▶ **Given request**
Using the data beneath, show every line that includes the word "lower".
** Begin Given records **
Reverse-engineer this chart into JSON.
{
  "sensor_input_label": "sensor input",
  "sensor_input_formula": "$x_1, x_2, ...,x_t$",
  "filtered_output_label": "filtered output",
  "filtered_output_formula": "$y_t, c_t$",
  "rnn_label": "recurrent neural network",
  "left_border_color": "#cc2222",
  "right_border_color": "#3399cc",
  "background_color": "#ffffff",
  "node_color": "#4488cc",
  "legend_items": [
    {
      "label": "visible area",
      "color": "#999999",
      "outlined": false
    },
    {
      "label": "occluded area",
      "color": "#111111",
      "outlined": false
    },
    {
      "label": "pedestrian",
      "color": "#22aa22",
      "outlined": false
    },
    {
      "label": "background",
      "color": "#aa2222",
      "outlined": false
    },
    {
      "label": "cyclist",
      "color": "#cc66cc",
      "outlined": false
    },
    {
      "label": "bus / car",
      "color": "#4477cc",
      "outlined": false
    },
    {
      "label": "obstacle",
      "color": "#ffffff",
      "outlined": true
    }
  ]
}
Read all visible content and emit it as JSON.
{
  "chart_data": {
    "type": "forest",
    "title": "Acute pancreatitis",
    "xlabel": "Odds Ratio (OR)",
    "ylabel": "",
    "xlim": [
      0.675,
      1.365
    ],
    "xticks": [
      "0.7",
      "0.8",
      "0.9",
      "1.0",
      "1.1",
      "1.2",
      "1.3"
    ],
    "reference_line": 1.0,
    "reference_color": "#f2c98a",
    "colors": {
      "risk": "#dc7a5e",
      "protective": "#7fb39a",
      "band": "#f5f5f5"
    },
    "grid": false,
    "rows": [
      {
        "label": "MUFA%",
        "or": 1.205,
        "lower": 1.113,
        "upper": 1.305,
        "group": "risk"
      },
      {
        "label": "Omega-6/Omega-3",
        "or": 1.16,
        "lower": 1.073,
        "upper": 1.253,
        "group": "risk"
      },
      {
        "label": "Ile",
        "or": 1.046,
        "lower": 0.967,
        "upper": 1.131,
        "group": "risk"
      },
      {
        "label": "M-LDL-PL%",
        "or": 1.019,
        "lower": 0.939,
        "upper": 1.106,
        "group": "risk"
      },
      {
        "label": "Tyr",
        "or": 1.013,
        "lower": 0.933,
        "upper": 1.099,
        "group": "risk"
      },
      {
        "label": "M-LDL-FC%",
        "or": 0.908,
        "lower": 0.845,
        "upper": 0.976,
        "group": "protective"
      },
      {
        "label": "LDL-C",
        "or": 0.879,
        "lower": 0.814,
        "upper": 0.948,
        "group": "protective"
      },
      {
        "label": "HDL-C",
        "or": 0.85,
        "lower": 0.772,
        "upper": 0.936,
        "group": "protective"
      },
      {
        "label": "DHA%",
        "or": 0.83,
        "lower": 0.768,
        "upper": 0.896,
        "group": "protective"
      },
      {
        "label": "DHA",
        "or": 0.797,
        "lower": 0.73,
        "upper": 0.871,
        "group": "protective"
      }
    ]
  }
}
** End Given records **
▶ **Output for this exercise**
        "lower": 1.113,
        "lower": 1.073,
        "lower": 0.967,
        "lower": 0.939,
        "lower": 0.933,
        "lower": 0.845,
        "lower": 0.814,
        "lower": 0.772,
        "lower": 0.768,
        "lower": 0.73,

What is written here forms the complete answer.